To do >> Read the data and repeat all of it exactly.

Dataset listings of figures
* * * *
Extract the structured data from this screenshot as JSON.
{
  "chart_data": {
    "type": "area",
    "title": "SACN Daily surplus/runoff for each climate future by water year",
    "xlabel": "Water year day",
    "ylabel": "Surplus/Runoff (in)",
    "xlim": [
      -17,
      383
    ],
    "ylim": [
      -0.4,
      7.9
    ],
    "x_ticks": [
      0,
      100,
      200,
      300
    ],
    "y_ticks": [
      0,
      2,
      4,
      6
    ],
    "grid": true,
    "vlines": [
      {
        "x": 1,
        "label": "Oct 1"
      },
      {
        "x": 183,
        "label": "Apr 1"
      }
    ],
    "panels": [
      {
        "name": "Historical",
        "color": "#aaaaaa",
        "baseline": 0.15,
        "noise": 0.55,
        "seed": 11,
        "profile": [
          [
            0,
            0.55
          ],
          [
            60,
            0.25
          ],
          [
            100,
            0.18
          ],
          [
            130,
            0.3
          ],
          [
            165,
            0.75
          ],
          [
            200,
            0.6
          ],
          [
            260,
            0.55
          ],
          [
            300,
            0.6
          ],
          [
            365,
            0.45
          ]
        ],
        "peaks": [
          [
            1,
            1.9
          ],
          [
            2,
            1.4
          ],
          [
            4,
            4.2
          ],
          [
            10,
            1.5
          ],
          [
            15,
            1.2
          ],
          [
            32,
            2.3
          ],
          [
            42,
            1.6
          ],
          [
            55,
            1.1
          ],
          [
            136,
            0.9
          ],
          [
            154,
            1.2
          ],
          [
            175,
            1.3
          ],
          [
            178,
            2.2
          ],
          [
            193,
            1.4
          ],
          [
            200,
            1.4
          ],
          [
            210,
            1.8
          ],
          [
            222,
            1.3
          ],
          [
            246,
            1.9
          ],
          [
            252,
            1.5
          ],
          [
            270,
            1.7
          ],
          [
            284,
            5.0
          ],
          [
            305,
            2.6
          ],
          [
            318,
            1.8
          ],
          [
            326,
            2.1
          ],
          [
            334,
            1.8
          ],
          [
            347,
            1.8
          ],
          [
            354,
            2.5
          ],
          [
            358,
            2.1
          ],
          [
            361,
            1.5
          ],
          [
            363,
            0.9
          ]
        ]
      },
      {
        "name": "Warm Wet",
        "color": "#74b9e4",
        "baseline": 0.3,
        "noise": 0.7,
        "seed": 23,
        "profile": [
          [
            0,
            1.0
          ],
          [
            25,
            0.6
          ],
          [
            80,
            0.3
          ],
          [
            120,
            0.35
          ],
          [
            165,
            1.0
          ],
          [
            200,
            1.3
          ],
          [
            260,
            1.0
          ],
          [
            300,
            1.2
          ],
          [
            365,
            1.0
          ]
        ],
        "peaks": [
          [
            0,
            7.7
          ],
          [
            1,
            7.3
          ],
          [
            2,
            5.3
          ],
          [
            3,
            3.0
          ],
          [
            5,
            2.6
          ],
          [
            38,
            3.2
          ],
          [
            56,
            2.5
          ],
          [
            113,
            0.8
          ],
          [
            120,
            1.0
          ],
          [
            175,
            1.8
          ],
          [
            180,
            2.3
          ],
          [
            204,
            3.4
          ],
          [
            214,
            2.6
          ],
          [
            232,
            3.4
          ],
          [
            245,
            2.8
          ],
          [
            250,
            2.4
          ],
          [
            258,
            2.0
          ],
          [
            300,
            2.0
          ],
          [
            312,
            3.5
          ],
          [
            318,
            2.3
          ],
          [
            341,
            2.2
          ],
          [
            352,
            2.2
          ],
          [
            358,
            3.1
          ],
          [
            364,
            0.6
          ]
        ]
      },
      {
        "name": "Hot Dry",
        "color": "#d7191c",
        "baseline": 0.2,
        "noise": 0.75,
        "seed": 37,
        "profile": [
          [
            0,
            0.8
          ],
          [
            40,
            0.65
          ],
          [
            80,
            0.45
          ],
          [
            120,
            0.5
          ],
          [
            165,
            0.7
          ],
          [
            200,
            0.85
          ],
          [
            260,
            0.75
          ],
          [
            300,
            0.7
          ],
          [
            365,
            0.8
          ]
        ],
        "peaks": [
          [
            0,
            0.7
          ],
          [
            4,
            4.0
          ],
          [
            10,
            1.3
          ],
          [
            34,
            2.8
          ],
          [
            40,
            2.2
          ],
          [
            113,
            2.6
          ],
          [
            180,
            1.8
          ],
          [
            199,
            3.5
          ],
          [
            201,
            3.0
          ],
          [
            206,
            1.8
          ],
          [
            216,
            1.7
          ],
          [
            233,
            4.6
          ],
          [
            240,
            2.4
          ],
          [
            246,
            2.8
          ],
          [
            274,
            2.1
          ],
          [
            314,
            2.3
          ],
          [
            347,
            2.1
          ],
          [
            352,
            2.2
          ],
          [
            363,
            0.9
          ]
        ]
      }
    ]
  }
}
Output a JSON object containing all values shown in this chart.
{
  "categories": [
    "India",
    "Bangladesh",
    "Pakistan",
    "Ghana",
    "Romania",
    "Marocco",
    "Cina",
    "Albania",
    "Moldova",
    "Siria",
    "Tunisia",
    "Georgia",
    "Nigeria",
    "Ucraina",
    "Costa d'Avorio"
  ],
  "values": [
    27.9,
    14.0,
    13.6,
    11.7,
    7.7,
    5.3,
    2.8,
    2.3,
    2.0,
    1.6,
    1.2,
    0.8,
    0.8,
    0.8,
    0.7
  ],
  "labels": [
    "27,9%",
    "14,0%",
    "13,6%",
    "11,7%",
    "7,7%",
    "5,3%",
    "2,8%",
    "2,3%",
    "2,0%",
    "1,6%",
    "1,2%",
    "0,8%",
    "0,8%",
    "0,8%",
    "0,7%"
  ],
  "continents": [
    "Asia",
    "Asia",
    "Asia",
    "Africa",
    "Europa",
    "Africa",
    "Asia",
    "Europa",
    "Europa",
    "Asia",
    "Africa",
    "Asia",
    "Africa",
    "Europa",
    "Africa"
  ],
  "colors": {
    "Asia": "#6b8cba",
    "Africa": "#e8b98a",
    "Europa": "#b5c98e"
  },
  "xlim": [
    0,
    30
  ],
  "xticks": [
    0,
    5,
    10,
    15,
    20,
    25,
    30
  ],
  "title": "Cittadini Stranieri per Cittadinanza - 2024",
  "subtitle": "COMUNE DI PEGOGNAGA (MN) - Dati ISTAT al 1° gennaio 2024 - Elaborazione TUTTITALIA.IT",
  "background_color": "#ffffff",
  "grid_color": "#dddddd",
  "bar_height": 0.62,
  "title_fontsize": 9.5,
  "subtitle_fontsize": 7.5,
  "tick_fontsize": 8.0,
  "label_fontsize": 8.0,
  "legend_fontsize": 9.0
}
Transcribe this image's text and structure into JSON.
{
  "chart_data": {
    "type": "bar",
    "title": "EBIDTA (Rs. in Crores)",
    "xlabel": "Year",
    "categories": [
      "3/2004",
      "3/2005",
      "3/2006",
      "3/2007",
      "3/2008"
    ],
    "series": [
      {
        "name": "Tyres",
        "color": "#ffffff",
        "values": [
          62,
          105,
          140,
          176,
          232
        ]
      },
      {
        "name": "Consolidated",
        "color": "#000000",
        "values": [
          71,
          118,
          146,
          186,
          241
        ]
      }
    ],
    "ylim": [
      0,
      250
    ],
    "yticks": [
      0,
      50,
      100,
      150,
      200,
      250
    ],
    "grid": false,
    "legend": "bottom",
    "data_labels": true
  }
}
* * * *
The answer >>
Extract the structured data from this screenshot as JSON.
{
  "chart_data": {
    "type": "area",
    "title": "SACN Daily surplus/runoff for each climate future by water year",
    "xlabel": "Water year day",
    "ylabel": "Surplus/Runoff (in)",
    "xlim": [
      -17,
      383
    ],
    "ylim": [
      -0.4,
      7.9
    ],
    "x_ticks": [
      0,
      100,
      200,
      300
    ],
    "y_ticks": [
      0,
      2,
      4,
      6
    ],
    "grid": true,
    "vlines": [
      {
        "x": 1,
        "label": "Oct 1"
      },
      {
        "x": 183,
        "label": "Apr 1"
      }
    ],
    "panels": [
      {
        "name": "Historical",
        "color": "#aaaaaa",
        "baseline": 0.15,
        "noise": 0.55,
        "seed": 11,
        "profile": [
          [
            0,
            0.55
          ],
          [
            60,
            0.25
          ],
          [
            100,
            0.18
          ],
          [
            130,
            0.3
          ],
          [
            165,
            0.75
          ],
          [
            200,
            0.6
          ],
          [
            260,
            0.55
          ],
          [
            300,
            0.6
          ],
          [
            365,
            0.45
          ]
        ],
        "peaks": [
          [
            1,
            1.9
          ],
          [
            2,
            1.4
          ],
          [
            4,
            4.2
          ],
          [
            10,
            1.5
          ],
          [
            15,
            1.2
          ],
          [
            32,
            2.3
          ],
          [
            42,
            1.6
          ],
          [
            55,
            1.1
          ],
          [
            136,
            0.9
          ],
          [
            154,
            1.2
          ],
          [
            175,
            1.3
          ],
          [
            178,
            2.2
          ],
          [
            193,
            1.4
          ],
          [
            200,
            1.4
          ],
          [
            210,
            1.8
          ],
          [
            222,
            1.3
          ],
          [
            246,
            1.9
          ],
          [
            252,
            1.5
          ],
          [
            270,
            1.7
          ],
          [
            284,
            5.0
          ],
          [
            305,
            2.6
          ],
          [
            318,
            1.8
          ],
          [
            326,
            2.1
          ],
          [
            334,
            1.8
          ],
          [
            347,
            1.8
          ],
          [
            354,
            2.5
          ],
          [
            358,
            2.1
          ],
          [
            361,
            1.5
          ],
          [
            363,
            0.9
          ]
        ]
      },
      {
        "name": "Warm Wet",
        "color": "#74b9e4",
        "baseline": 0.3,
        "noise": 0.7,
        "seed": 23,
        "profile": [
          [
            0,
            1.0
          ],
          [
            25,
            0.6
          ],
          [
            80,
            0.3
          ],
          [
            120,
            0.35
          ],
          [
            165,
            1.0
          ],
          [
            200,
            1.3
          ],
          [
            260,
            1.0
          ],
          [
            300,
            1.2
          ],
          [
            365,
            1.0
          ]
        ],
        "peaks": [
          [
            0,
            7.7
          ],
          [
            1,
            7.3
          ],
          [
            2,
            5.3
          ],
          [
            3,
            3.0
          ],
          [
            5,
            2.6
          ],
          [
            38,
            3.2
          ],
          [
            56,
            2.5
          ],
          [
            113,
            0.8
          ],
          [
            120,
            1.0
          ],
          [
            175,
            1.8
          ],
          [
            180,
            2.3
          ],
          [
            204,
            3.4
          ],
          [
            214,
            2.6
          ],
          [
            232,
            3.4
          ],
          [
            245,
            2.8
          ],
          [
            250,
            2.4
          ],
          [
            258,
            2.0
          ],
          [
            300,
            2.0
          ],
          [
            312,
            3.5
          ],
          [
            318,
            2.3
          ],
          [
            341,
            2.2
          ],
          [
            352,
            2.2
          ],
          [
            358,
            3.1
          ],
          [
            364,
            0.6
          ]
        ]
      },
      {
        "name": "Hot Dry",
        "color": "#d7191c",
        "baseline": 0.2,
        "noise": 0.75,
        "seed": 37,
        "profile": [
          [
            0,
            0.8
          ],
          [
            40,
            0.65
          ],
          [
            80,
            0.45
          ],
          [
            120,
            0.5
          ],
          [
            165,
            0.7
          ],
          [
            200,
            0.85
          ],
          [
            260,
            0.75
          ],
          [
            300,
            0.7
          ],
          [
            365,
            0.8
          ]
        ],
        "peaks": [
          [
            0,
            0.7
          ],
          [
            4,
            4.0
          ],
          [
            10,
            1.3
          ],
          [
            34,
            2.8
          ],
          [
            40,
            2.2
          ],
          [
            113,
            2.6
          ],
          [
            180,
            1.8
          ],
          [
            199,
            3.5
          ],
          [
            201,
            3.0
          ],
          [
            206,
            1.8
          ],
          [
            216,
            1.7
          ],
          [
            233,
            4.6
          ],
          [
            240,
            2.4
          ],
          [
            246,
            2.8
          ],
          [
            274,
            2.1
          ],
          [
            314,
            2.3
          ],
          [
            347,
            2.1
          ],
          [
            352,
            2.2
          ],
          [
            363,
            0.9
          ]
        ]
      }
    ]
  }
}
Output a JSON object containing all values shown in this chart.
{
  "categories": [
    "India",
    "Bangladesh",
    "Pakistan",
    "Ghana",
    "Romania",
    "Marocco",
    "Cina",
    "Albania",
    "Moldova",
    "Siria",
    "Tunisia",
    "Georgia",
    "Nigeria",
    "Ucraina",
    "Costa d'Avorio"
  ],
  "values": [
    27.9,
    14.0,
    13.6,
    11.7,
    7.7,
    5.3,
    2.8,
    2.3,
    2.0,
    1.6,
    1.2,
    0.8,
    0.8,
    0.8,
    0.7
  ],
  "labels": [
    "27,9%",
    "14,0%",
    "13,6%",
    "11,7%",
    "7,7%",
    "5,3%",
    "2,8%",
    "2,3%",
    "2,0%",
    "1,6%",
    "1,2%",
    "0,8%",
    "0,8%",
    "0,8%",
    "0,7%"
  ],
  "continents": [
    "Asia",
    "Asia",
    "Asia",
    "Africa",
    "Europa",
    "Africa",
    "Asia",
    "Europa",
    "Europa",
    "Asia",
    "Africa",
    "Asia",
    "Africa",
    "Europa",
    "Africa"
  ],
  "colors": {
    "Asia": "#6b8cba",
    "Africa": "#e8b98a",
    "Europa": "#b5c98e"
  },
  "xlim": [
    0,
    30
  ],
  "xticks": [
    0,
    5,
    10,
    15,
    20,
    25,
    30
  ],
  "title": "Cittadini Stranieri per Cittadinanza - 2024",
  "subtitle": "COMUNE DI PEGOGNAGA (MN) - Dati ISTAT al 1° gennaio 2024 - Elaborazione TUTTITALIA.IT",
  "background_color": "#ffffff",
  "grid_color": "#dddddd",
  "bar_height": 0.62,
  "title_fontsize": 9.5,
  "subtitle_fontsize": 7.5,
  "tick_fontsize": 8.0,
  "label_fontsize": 8.0,
  "legend_fontsize": 9.0
}
Transcribe this image's text and structure into JSON.
{
  "chart_data": {
    "type": "bar",
    "title": "EBIDTA (Rs. in Crores)",
    "xlabel": "Year",
    "categories": [
      "3/2004",
      "3/2005",
      "3/2006",
      "3/2007",
      "3/2008"
    ],
    "series": [
      {
        "name": "Tyres",
        "color": "#ffffff",
        "values": [
          62,
          105,
          140,
          176,
          232
        ]
      },
      {
        "name": "Consolidated",
        "color": "#000000",
        "values": [
          71,
          118,
          146,
          186,
          241
        ]
      }
    ],
    "ylim": [
      0,
      250
    ],
    "yticks": [
      0,
      50,
      100,
      150,
      200,
      250
    ],
    "grid": false,
    "legend": "bottom",
    "data_labels": true
  }
}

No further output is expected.